(RECORD SET):
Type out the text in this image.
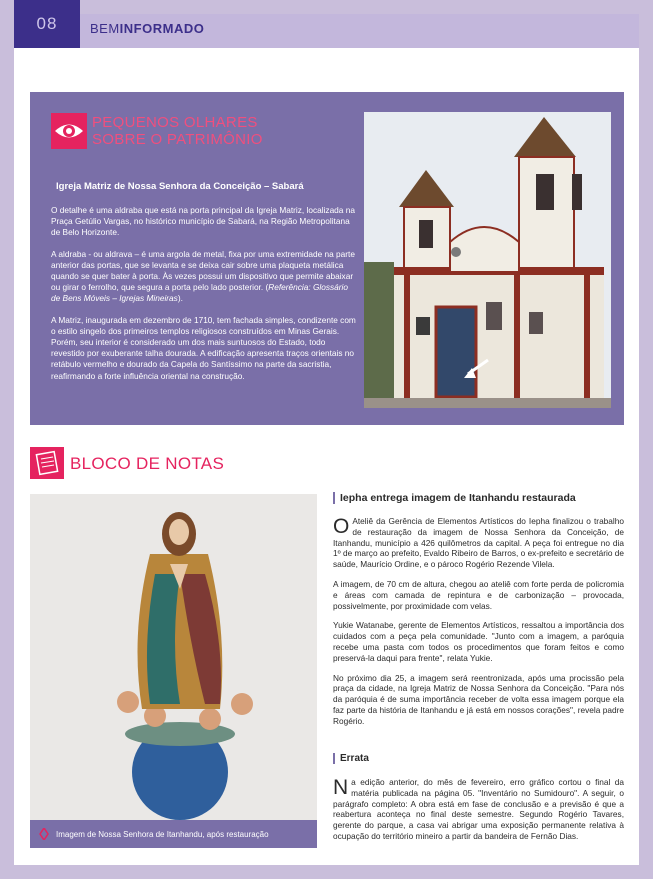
08	BEMINFORMADO
PEQUENOS OLHARES
SOBRE O PATRIMÔNIO
Igreja Matriz de Nossa Senhora da Conceição – Sabará

O detalhe é uma aldraba que está na porta principal da Igreja Matriz, localizada na Praça Getúlio Vargas, no histórico município de Sabará, na Região Metropolitana de Belo Horizonte.

A aldraba - ou aldrava – é uma argola de metal, fixa por uma extremidade na parte anterior das portas, que se levanta e se deixa cair sobre uma plaqueta metálica quando se quer bater à porta. Às vezes possui um dispositivo que permite abaixar ou girar o ferrolho, que segura a porta pelo lado posterior. (Referência: Glossário de Bens Móveis – Igrejas Mineiras).

A Matriz, inaugurada em dezembro de 1710, tem fachada simples, condizente com o estilo singelo dos primeiros templos religiosos construídos em Minas Gerais. Porém, seu interior é considerado um dos mais suntuosos do Estado, todo revestido por exuberante talha dourada. A edificação apresenta traços orientais no retábulo vermelho e dourado da Capela do Santíssimo na parte da sacristia, reafirmando a forte influência oriental na construção.

BLOCO DE NOTAS
Imagem de Nossa Senhora de Itanhandu, após restauração
Iepha entrega imagem de Itanhandu restaurada

O Ateliê da Gerência de Elementos Artísticos do Iepha finalizou o trabalho de restauração da imagem de Nossa Senhora da Conceição, de Itanhandu, município a 426 quilômetros da capital. A peça foi entregue no dia 1º de março ao prefeito, Evaldo Ribeiro de Barros, o ex-prefeito e secretário de saúde, Maurício Ordine, e o pároco Rogério Rezende Vilela.

A imagem, de 70 cm de altura, chegou ao ateliê com forte perda de policromia e áreas com camada de repintura e de carbonização – provocada, possivelmente, por proximidade com velas.

Yukie Watanabe, gerente de Elementos Artísticos, ressaltou a importância dos cuidados com a peça pela comunidade. "Junto com a imagem, a paróquia recebe uma pasta com todos os procedimentos que foram feitos e como preservá-la daqui para frente", relata Yukie.

No próximo dia 25, a imagem será reentronizada, após uma procissão pela praça da cidade, na Igreja Matriz de Nossa Senhora da Conceição. "Para nós da paróquia é de suma importância receber de volta essa imagem porque ela faz parte da história de Itanhandu e já está em nossos corações", revela padre Rogério.

Errata

Na edição anterior, do mês de fevereiro, erro gráfico cortou o final da matéria publicada na página 05. "Inventário no Sumidouro". A seguir, o parágrafo completo: A obra está em fase de conclusão e a previsão é que a reabertura aconteça no final deste semestre. Segundo Rogério Tavares, gerente do parque, a casa vai abrigar uma exposição permanente relativa à ocupação do território mineiro a partir da bandeira de Fernão Dias.
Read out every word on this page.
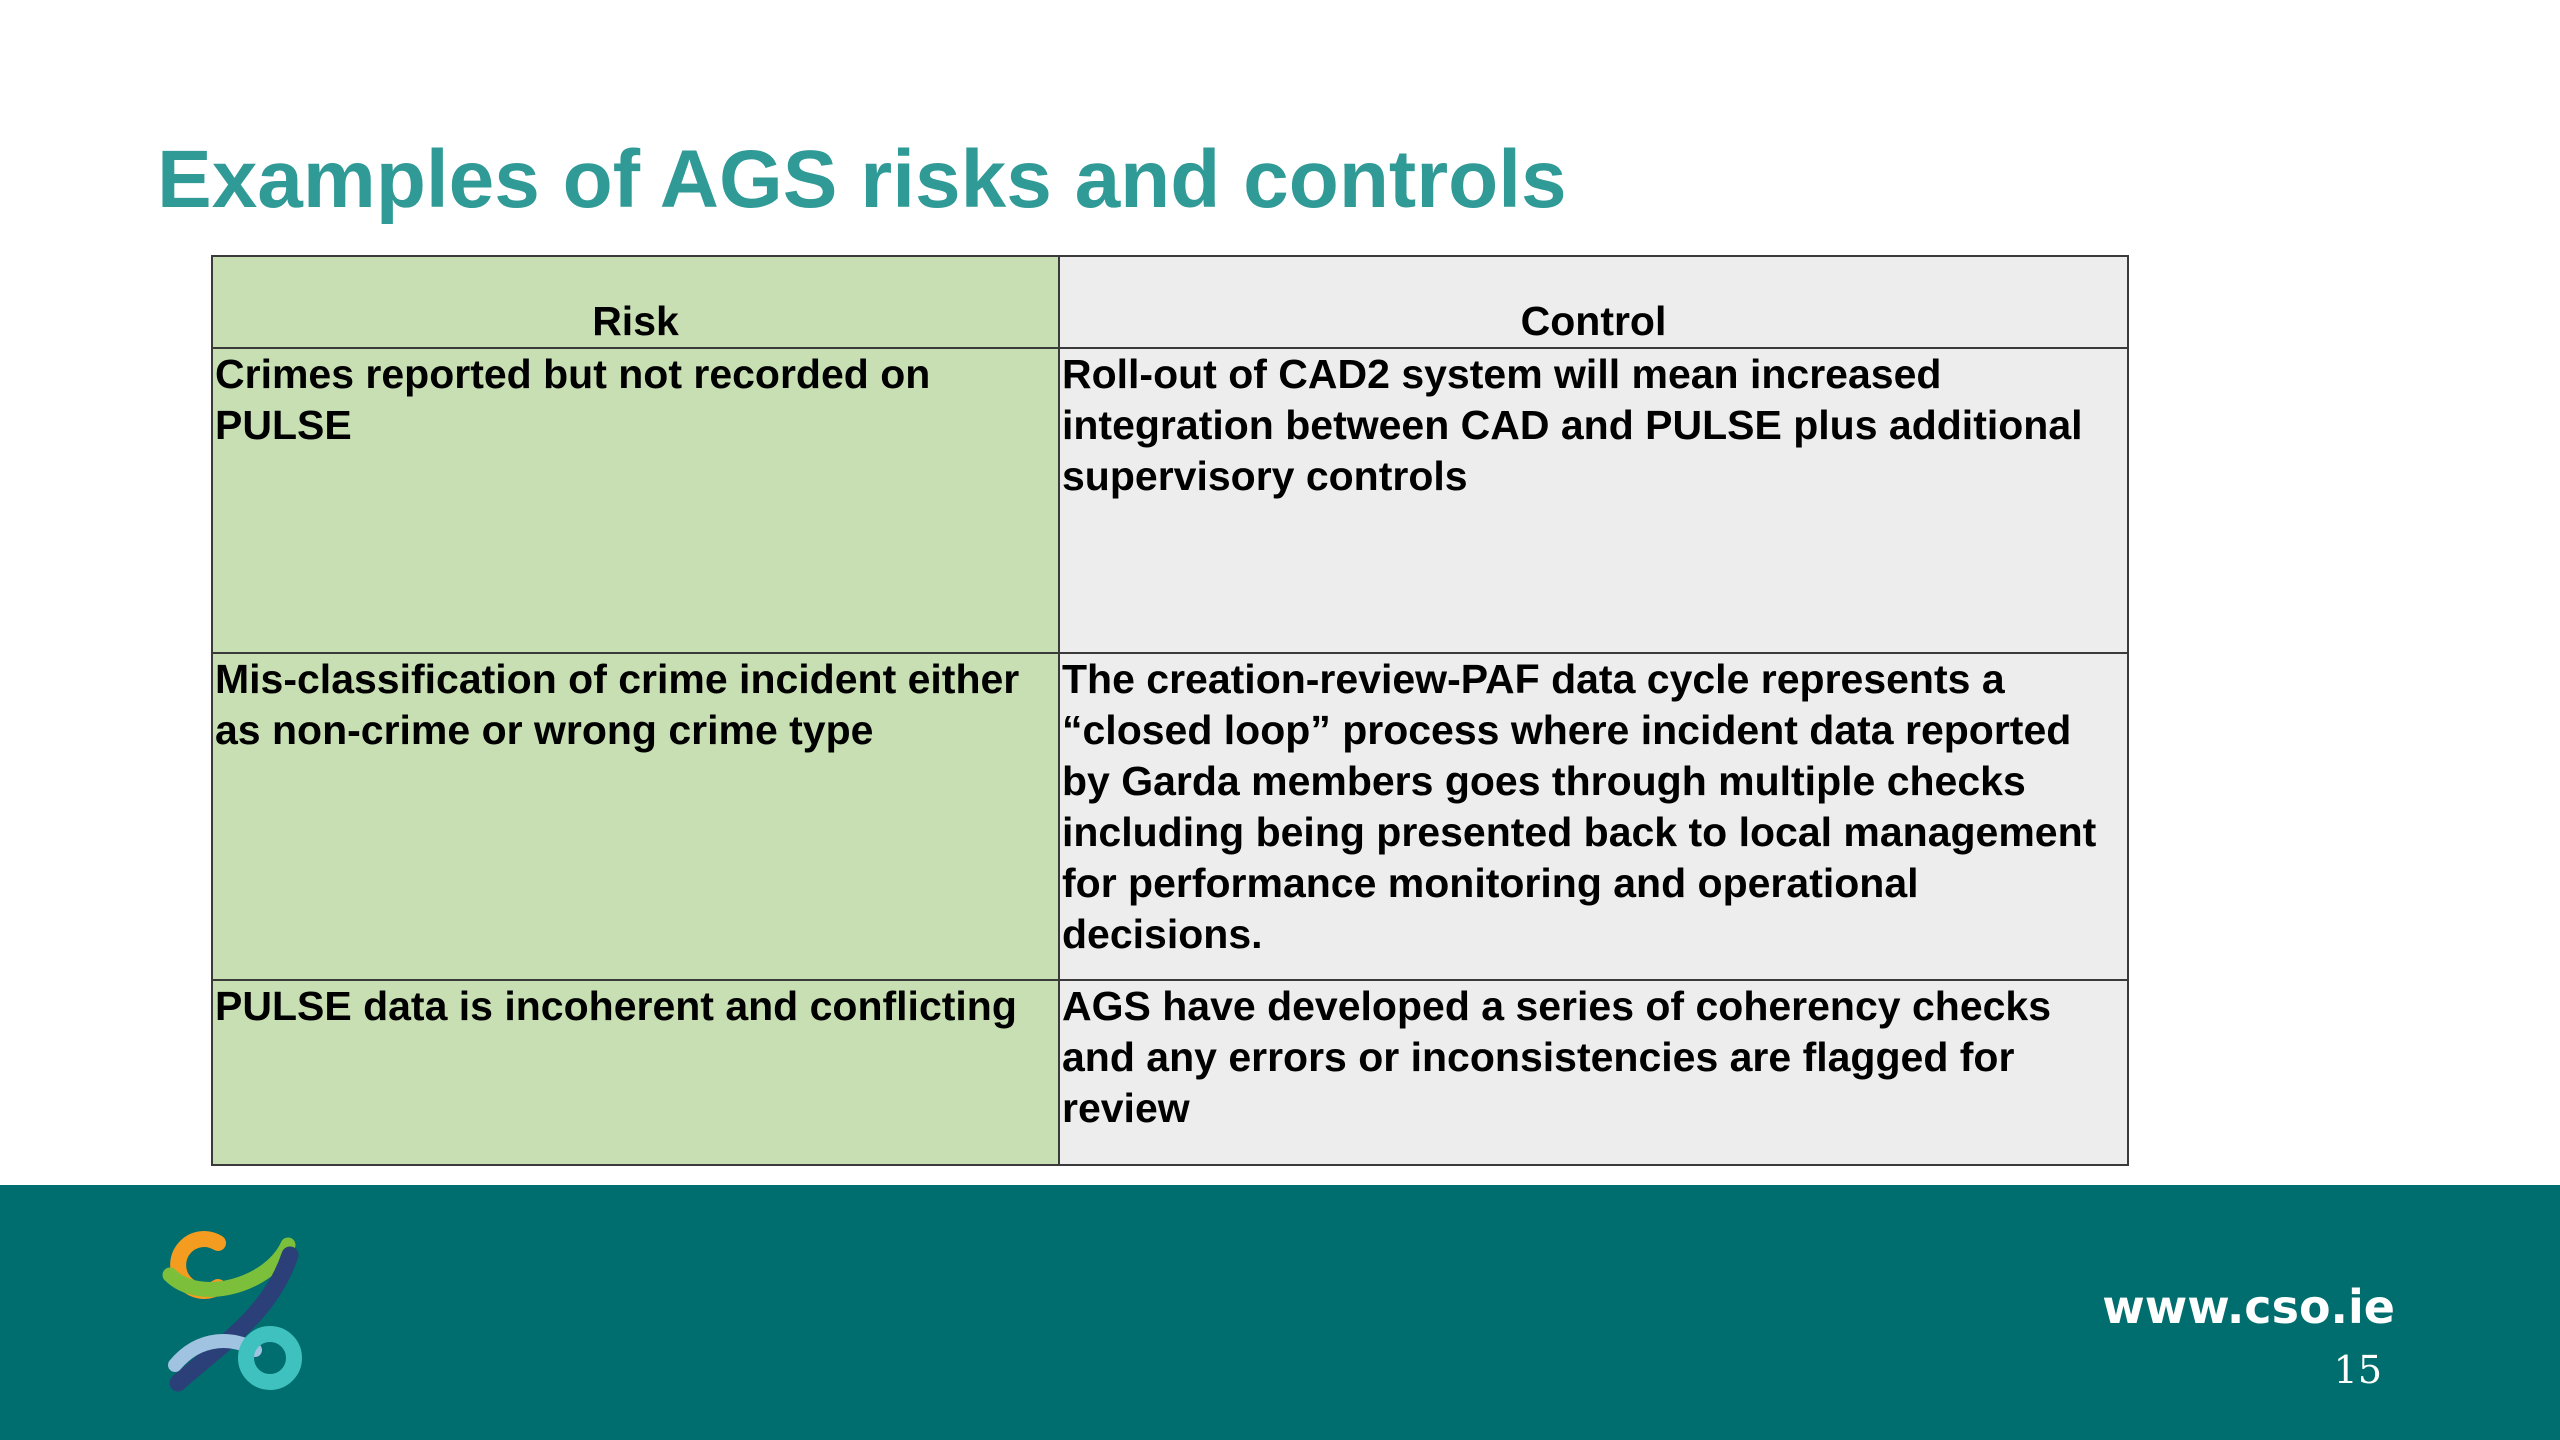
Examples of AGS risks and controls
Risk	Control
Crimes reported but not recorded on PULSE	Roll-out of CAD2 system will mean increased integration between CAD and PULSE plus additional supervisory controls
Mis-classification of crime incident either as non-crime or wrong crime type	The creation-review-PAF data cycle represents a “closed loop” process where incident data reported by Garda members goes through multiple checks including being presented back to local management for performance monitoring and operational decisions.
PULSE data is incoherent and conflicting	AGS have developed a series of coherency checks and any errors or inconsistencies are flagged for review
www.cso.ie
15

(WHAT TO WORK ON): Go through the lines above. Select every one that has the string "anterior".

(OUTPUT):
A aldraba - ou aldrava – é uma argola de metal, fixa por uma extremidade na parte anterior das portas, que se levanta e se deixa cair sobre uma plaqueta metálica quando se quer bater à porta. Às vezes possui um dispositivo que permite abaixar ou girar o ferrolho, que segura a porta pelo lado posterior. (Referência: Glossário de Bens Móveis – Igrejas Mineiras).
Na edição anterior, do mês de fevereiro, erro gráfico cortou o final da matéria publicada na página 05. "Inventário no Sumidouro". A seguir, o parágrafo completo: A obra está em fase de conclusão e a previsão é que a reabertura aconteça no final deste semestre. Segundo Rogério Tavares, gerente do parque, a casa vai abrigar uma exposição permanente relativa à ocupação do território mineiro a partir da bandeira de Fernão Dias.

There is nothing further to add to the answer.